Exercise objective. Your task is to transcribe the data in full.

Data excerpts.
○ ○ ○ ○

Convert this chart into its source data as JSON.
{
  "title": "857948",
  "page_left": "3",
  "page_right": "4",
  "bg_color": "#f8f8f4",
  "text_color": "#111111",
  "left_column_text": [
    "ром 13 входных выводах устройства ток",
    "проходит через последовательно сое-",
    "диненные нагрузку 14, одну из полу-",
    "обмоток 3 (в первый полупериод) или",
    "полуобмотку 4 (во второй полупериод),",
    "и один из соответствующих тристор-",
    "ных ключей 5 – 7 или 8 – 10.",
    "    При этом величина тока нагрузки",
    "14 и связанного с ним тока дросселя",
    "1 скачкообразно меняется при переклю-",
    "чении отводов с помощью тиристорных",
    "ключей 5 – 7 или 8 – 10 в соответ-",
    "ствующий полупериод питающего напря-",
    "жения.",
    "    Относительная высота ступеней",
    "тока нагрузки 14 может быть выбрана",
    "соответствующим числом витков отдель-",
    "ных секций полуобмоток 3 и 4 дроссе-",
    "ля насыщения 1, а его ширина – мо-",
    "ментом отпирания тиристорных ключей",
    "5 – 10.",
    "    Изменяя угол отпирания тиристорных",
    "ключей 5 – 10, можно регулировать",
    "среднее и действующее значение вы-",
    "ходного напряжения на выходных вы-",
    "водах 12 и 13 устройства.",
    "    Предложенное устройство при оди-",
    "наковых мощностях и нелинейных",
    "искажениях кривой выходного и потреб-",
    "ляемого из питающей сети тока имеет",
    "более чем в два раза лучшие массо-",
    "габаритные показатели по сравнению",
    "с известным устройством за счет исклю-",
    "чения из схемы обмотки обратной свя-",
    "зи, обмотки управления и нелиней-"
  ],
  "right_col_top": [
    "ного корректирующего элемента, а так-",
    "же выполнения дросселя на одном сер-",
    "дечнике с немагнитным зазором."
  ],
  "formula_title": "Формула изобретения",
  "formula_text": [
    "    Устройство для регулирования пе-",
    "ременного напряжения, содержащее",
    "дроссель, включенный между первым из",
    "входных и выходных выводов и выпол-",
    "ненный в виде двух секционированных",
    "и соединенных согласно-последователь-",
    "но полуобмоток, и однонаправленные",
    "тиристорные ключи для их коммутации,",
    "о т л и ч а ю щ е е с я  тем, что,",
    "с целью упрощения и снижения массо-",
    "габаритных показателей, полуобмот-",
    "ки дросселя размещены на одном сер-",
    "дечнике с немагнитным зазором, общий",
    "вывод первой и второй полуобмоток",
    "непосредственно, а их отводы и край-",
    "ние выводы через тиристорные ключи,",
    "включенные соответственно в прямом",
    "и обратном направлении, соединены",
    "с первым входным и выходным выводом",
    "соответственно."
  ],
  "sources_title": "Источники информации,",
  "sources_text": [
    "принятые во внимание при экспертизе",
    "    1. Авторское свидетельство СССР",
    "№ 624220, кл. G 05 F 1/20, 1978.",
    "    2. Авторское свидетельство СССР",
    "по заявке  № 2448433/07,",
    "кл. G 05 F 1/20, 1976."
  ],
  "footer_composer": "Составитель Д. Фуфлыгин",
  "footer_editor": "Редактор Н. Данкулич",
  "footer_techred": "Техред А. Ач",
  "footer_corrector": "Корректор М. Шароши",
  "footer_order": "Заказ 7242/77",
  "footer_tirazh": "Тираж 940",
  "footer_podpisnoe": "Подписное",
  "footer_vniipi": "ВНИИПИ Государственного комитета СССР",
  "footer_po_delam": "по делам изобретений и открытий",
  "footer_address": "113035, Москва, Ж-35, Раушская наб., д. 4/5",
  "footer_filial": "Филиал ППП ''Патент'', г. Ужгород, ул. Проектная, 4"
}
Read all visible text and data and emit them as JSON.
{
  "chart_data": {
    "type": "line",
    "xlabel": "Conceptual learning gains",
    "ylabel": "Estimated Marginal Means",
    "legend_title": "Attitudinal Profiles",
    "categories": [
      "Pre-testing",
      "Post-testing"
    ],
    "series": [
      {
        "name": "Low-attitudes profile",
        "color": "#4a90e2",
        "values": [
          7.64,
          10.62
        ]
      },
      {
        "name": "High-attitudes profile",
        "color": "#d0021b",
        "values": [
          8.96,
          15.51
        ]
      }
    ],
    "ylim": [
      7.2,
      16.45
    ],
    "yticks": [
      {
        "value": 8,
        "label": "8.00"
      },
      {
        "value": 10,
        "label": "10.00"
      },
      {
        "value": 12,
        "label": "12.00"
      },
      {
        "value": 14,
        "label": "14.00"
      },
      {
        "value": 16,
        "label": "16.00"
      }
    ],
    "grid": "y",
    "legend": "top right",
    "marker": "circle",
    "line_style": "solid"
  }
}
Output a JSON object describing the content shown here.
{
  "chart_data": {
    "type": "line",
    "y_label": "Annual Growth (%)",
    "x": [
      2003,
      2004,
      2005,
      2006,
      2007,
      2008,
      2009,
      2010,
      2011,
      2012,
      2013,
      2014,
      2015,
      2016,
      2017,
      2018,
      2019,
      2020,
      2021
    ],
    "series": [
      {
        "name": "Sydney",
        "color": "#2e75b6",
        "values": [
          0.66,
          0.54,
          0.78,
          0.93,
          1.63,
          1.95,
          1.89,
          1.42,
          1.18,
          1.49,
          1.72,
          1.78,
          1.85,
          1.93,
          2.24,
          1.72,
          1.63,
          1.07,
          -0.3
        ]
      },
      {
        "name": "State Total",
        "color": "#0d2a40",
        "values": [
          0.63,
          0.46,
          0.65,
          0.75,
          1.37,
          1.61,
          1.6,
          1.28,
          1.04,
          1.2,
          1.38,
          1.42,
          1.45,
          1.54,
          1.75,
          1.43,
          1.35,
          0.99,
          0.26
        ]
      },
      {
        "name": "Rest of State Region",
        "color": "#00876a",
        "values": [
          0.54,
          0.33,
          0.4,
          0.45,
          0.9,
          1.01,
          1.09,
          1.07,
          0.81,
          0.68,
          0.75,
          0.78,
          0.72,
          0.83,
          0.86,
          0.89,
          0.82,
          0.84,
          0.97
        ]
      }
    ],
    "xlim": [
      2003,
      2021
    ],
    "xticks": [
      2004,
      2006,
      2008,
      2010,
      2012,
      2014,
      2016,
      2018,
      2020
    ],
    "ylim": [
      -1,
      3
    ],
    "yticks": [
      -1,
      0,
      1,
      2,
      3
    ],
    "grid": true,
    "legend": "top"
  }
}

○ ○ ○ ○

Problem solution.
Convert this chart into its source data as JSON.
{
  "title": "857948",
  "page_left": "3",
  "page_right": "4",
  "bg_color": "#f8f8f4",
  "text_color": "#111111",
  "left_column_text": [
    "ром 13 входных выводах устройства ток",
    "проходит через последовательно сое-",
    "диненные нагрузку 14, одну из полу-",
    "обмоток 3 (в первый полупериод) или",
    "полуобмотку 4 (во второй полупериод),",
    "и один из соответствующих тристор-",
    "ных ключей 5 – 7 или 8 – 10.",
    "    При этом величина тока нагрузки",
    "14 и связанного с ним тока дросселя",
    "1 скачкообразно меняется при переклю-",
    "чении отводов с помощью тиристорных",
    "ключей 5 – 7 или 8 – 10 в соответ-",
    "ствующий полупериод питающего напря-",
    "жения.",
    "    Относительная высота ступеней",
    "тока нагрузки 14 может быть выбрана",
    "соответствующим числом витков отдель-",
    "ных секций полуобмоток 3 и 4 дроссе-",
    "ля насыщения 1, а его ширина – мо-",
    "ментом отпирания тиристорных ключей",
    "5 – 10.",
    "    Изменяя угол отпирания тиристорных",
    "ключей 5 – 10, можно регулировать",
    "среднее и действующее значение вы-",
    "ходного напряжения на выходных вы-",
    "водах 12 и 13 устройства.",
    "    Предложенное устройство при оди-",
    "наковых мощностях и нелинейных",
    "искажениях кривой выходного и потреб-",
    "ляемого из питающей сети тока имеет",
    "более чем в два раза лучшие массо-",
    "габаритные показатели по сравнению",
    "с известным устройством за счет исклю-",
    "чения из схемы обмотки обратной свя-",
    "зи, обмотки управления и нелиней-"
  ],
  "right_col_top": [
    "ного корректирующего элемента, а так-",
    "же выполнения дросселя на одном сер-",
    "дечнике с немагнитным зазором."
  ],
  "formula_title": "Формула изобретения",
  "formula_text": [
    "    Устройство для регулирования пе-",
    "ременного напряжения, содержащее",
    "дроссель, включенный между первым из",
    "входных и выходных выводов и выпол-",
    "ненный в виде двух секционированных",
    "и соединенных согласно-последователь-",
    "но полуобмоток, и однонаправленные",
    "тиристорные ключи для их коммутации,",
    "о т л и ч а ю щ е е с я  тем, что,",
    "с целью упрощения и снижения массо-",
    "габаритных показателей, полуобмот-",
    "ки дросселя размещены на одном сер-",
    "дечнике с немагнитным зазором, общий",
    "вывод первой и второй полуобмоток",
    "непосредственно, а их отводы и край-",
    "ние выводы через тиристорные ключи,",
    "включенные соответственно в прямом",
    "и обратном направлении, соединены",
    "с первым входным и выходным выводом",
    "соответственно."
  ],
  "sources_title": "Источники информации,",
  "sources_text": [
    "принятые во внимание при экспертизе",
    "    1. Авторское свидетельство СССР",
    "№ 624220, кл. G 05 F 1/20, 1978.",
    "    2. Авторское свидетельство СССР",
    "по заявке  № 2448433/07,",
    "кл. G 05 F 1/20, 1976."
  ],
  "footer_composer": "Составитель Д. Фуфлыгин",
  "footer_editor": "Редактор Н. Данкулич",
  "footer_techred": "Техред А. Ач",
  "footer_corrector": "Корректор М. Шароши",
  "footer_order": "Заказ 7242/77",
  "footer_tirazh": "Тираж 940",
  "footer_podpisnoe": "Подписное",
  "footer_vniipi": "ВНИИПИ Государственного комитета СССР",
  "footer_po_delam": "по делам изобретений и открытий",
  "footer_address": "113035, Москва, Ж-35, Раушская наб., д. 4/5",
  "footer_filial": "Филиал ППП ''Патент'', г. Ужгород, ул. Проектная, 4"
}
Read all visible text and data and emit them as JSON.
{
  "chart_data": {
    "type": "line",
    "xlabel": "Conceptual learning gains",
    "ylabel": "Estimated Marginal Means",
    "legend_title": "Attitudinal Profiles",
    "categories": [
      "Pre-testing",
      "Post-testing"
    ],
    "series": [
      {
        "name": "Low-attitudes profile",
        "color": "#4a90e2",
        "values": [
          7.64,
          10.62
        ]
      },
      {
        "name": "High-attitudes profile",
        "color": "#d0021b",
        "values": [
          8.96,
          15.51
        ]
      }
    ],
    "ylim": [
      7.2,
      16.45
    ],
    "yticks": [
      {
        "value": 8,
        "label": "8.00"
      },
      {
        "value": 10,
        "label": "10.00"
      },
      {
        "value": 12,
        "label": "12.00"
      },
      {
        "value": 14,
        "label": "14.00"
      },
      {
        "value": 16,
        "label": "16.00"
      }
    ],
    "grid": "y",
    "legend": "top right",
    "marker": "circle",
    "line_style": "solid"
  }
}
Output a JSON object describing the content shown here.
{
  "chart_data": {
    "type": "line",
    "y_label": "Annual Growth (%)",
    "x": [
      2003,
      2004,
      2005,
      2006,
      2007,
      2008,
      2009,
      2010,
      2011,
      2012,
      2013,
      2014,
      2015,
      2016,
      2017,
      2018,
      2019,
      2020,
      2021
    ],
    "series": [
      {
        "name": "Sydney",
        "color": "#2e75b6",
        "values": [
          0.66,
          0.54,
          0.78,
          0.93,
          1.63,
          1.95,
          1.89,
          1.42,
          1.18,
          1.49,
          1.72,
          1.78,
          1.85,
          1.93,
          2.24,
          1.72,
          1.63,
          1.07,
          -0.3
        ]
      },
      {
        "name": "State Total",
        "color": "#0d2a40",
        "values": [
          0.63,
          0.46,
          0.65,
          0.75,
          1.37,
          1.61,
          1.6,
          1.28,
          1.04,
          1.2,
          1.38,
          1.42,
          1.45,
          1.54,
          1.75,
          1.43,
          1.35,
          0.99,
          0.26
        ]
      },
      {
        "name": "Rest of State Region",
        "color": "#00876a",
        "values": [
          0.54,
          0.33,
          0.4,
          0.45,
          0.9,
          1.01,
          1.09,
          1.07,
          0.81,
          0.68,
          0.75,
          0.78,
          0.72,
          0.83,
          0.86,
          0.89,
          0.82,
          0.84,
          0.97
        ]
      }
    ],
    "xlim": [
      2003,
      2021
    ],
    "xticks": [
      2004,
      2006,
      2008,
      2010,
      2012,
      2014,
      2016,
      2018,
      2020
    ],
    "ylim": [
      -1,
      3
    ],
    "yticks": [
      -1,
      0,
      1,
      2,
      3
    ],
    "grid": true,
    "legend": "top"
  }
}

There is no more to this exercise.